__BRIEF__: Sort through the entries below and pull out lines containing the word "опредѣленной".

START

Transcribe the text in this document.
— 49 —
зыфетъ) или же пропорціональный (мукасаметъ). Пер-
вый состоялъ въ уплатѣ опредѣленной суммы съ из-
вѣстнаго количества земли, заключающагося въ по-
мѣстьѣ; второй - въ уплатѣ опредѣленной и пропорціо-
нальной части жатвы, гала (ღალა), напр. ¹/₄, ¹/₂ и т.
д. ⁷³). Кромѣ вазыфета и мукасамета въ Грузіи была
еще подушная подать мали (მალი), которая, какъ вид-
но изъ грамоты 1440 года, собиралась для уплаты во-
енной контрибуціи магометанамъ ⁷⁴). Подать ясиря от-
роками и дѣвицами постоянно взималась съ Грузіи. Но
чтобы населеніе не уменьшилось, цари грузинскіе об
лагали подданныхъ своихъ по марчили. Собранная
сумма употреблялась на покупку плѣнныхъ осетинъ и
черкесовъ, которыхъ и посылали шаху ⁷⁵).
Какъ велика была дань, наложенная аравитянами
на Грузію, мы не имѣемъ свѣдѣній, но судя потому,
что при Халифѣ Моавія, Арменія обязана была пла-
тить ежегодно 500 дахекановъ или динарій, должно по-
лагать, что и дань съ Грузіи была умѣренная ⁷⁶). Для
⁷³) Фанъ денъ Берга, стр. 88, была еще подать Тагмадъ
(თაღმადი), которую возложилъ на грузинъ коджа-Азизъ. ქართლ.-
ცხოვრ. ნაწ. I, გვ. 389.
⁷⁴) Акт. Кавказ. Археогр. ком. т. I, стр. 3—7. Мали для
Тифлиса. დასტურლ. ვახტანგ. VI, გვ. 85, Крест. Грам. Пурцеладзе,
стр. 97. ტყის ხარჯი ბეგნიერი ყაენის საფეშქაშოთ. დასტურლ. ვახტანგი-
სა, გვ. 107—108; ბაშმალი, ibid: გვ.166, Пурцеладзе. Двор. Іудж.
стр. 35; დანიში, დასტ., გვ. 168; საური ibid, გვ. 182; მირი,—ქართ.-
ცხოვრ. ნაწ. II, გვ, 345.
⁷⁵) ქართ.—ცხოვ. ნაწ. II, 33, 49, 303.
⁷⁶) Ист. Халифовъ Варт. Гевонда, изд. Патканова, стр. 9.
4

END

__IN RESPONSE__:
вый состоялъ въ уплатѣ опредѣленной суммы съ из-
мѣстьѣ; второй - въ уплатѣ опредѣленной и пропорціо-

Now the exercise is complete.